PIAA recorded $1.4m loss in 2017

The Printing Industries Association of Australia (PIAA) operated at a loss of $1.4m in the 2017 financial year, with its membership base dropping from 1066 to 621 members, 139 of which are non-financial, and full-time staff down from 16 to seven.


The PIAA says part the big losses can be attributed to the revaluation losses on land and buildings, which account for $571,000 of the total amount. Taking the figure into account, the operating loss of the organisation is $831,000, down from $1.2m in the previous year.


However Andrew Macaulay, CEO of the peak print association says, “We are heading towards breaking even right now. We can see that the last of the significant structural changes which needed to be made. We closed Future Print, which cost the organisation structurally, but is removing another cost burden to the association.


“The PIAA is getting up, fitter, leaner and better.”


As for membership numbers, Macaulay attributes the change to the broader trends in the industry in general, as more businesses merge, making one member out of what may have been five.


He says, “We are getting the members back, and we are seeing consolidation the industry. It is not unusual to have one member which represents what two or three years ago was five members, due to mergers and acquisitions and consolidation.


The big back to back losses were preceded by a positive figure of $386,000 in 2015, a year in which the organisation made $1m from the sale of assets – mainly its Auburn national headquarters – helping to balance its books.

▸ Exercise requirements
- A) Do these statements agree with the report on the PIAA's 2017 loss? (i) The PIAA's membership base fell from 1066 to 621 members. (ii) The PIAA's full-time staff fell to ten. (iii) In 2015 the organisation made $1m from the sale of assets. For each, answer yes or no and quote the deciding words of the report.
- B) Can you restate word for word everything in the report on the PIAA's 2017 loss from "PIAA recorded $1.4m" down to "the previous year."?

▸ Data supplied
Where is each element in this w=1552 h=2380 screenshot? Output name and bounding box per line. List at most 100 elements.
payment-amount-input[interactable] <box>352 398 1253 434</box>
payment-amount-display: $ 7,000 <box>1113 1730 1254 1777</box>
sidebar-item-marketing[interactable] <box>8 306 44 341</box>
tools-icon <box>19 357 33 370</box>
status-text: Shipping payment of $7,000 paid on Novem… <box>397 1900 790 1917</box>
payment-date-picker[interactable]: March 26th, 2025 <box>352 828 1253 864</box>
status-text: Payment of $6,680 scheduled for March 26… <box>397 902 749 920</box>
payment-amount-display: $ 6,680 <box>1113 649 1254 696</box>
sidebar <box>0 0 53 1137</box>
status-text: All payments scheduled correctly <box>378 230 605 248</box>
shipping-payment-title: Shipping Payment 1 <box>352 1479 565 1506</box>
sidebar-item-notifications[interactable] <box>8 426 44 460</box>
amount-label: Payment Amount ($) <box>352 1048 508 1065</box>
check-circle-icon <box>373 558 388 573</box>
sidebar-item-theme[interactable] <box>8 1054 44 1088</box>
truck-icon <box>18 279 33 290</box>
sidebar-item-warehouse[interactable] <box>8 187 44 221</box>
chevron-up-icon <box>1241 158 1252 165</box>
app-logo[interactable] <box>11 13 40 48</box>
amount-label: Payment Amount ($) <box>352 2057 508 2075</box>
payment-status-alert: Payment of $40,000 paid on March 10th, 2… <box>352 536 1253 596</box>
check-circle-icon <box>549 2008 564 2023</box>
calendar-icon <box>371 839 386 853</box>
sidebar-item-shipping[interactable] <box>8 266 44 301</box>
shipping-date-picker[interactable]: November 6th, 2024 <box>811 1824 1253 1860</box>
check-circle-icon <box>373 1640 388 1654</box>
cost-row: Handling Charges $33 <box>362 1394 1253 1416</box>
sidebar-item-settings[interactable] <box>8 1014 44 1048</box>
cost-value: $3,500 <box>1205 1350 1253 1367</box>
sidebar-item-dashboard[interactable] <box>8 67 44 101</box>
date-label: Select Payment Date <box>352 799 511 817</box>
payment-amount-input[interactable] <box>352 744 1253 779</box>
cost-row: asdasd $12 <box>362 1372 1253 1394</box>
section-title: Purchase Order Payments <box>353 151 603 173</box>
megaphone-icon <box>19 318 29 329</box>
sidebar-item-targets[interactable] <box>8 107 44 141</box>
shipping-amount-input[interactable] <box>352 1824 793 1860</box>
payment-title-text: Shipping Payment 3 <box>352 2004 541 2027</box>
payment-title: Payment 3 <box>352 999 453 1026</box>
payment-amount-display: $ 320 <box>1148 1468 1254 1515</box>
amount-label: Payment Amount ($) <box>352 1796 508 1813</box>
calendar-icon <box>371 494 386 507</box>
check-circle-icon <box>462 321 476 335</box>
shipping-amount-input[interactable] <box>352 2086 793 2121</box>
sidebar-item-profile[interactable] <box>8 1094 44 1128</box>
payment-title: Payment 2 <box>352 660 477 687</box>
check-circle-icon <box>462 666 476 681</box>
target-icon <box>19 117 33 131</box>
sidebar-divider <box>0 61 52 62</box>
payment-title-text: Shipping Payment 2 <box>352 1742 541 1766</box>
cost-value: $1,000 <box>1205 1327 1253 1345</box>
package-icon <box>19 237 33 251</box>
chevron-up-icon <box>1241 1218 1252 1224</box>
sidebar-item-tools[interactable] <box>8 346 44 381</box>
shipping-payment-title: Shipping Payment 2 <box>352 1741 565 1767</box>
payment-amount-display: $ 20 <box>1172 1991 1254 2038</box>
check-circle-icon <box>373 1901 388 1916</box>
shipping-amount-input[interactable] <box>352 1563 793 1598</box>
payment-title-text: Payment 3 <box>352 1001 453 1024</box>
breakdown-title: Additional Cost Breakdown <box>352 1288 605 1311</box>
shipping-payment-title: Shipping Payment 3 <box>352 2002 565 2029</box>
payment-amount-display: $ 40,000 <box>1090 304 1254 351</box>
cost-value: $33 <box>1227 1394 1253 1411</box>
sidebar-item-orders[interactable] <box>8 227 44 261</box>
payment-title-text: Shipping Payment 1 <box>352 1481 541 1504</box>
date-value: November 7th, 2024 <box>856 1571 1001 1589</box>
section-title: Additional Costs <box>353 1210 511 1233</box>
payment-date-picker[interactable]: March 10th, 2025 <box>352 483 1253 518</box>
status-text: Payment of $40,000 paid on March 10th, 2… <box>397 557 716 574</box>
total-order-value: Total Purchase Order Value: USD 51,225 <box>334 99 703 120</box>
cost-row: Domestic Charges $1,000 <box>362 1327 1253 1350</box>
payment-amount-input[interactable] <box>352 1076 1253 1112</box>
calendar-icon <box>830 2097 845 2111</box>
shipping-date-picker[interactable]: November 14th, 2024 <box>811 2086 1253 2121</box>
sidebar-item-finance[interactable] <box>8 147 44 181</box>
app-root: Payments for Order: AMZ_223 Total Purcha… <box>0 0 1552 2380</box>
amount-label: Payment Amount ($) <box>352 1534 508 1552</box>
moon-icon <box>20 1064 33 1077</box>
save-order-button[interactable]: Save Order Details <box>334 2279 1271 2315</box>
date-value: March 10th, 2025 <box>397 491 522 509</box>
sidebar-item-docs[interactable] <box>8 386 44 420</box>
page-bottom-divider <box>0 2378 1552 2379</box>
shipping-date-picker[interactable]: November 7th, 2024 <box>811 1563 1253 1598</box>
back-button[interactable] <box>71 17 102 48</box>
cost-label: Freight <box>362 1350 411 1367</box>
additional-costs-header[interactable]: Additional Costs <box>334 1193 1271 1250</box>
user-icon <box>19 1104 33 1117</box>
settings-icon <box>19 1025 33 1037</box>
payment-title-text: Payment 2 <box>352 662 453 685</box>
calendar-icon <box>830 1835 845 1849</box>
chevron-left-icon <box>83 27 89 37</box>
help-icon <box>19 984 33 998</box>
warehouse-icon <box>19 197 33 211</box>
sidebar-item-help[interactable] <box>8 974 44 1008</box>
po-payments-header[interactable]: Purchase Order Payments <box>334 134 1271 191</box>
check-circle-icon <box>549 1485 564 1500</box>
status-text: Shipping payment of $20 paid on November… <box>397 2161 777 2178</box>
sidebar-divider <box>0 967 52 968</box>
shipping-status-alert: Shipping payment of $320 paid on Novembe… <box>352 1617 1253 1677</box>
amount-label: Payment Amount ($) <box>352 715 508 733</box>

▸ Worked solutions
- A)
(i) Yes: "its membership base dropping from 1066 to 621 members"
(ii) No: "full-time staff down from 16 to seven"
(iii) Yes: "a year in which the organisation made $1m from the sale of assets"

- B)
PIAA recorded $1.4m loss in 2017

The Printing Industries Association of Australia (PIAA) operated at a loss of $1.4m in the 2017 financial year, with its membership base dropping from 1066 to 621 members, 139 of which are non-financial, and full-time staff down from 16 to seven.


The PIAA says part the big losses can be attributed to the revaluation losses on land and buildings, which account for $571,000 of the total amount. Taking the figure into account, the operating loss of the organisation is $831,000, down from $1.2m in the previous year.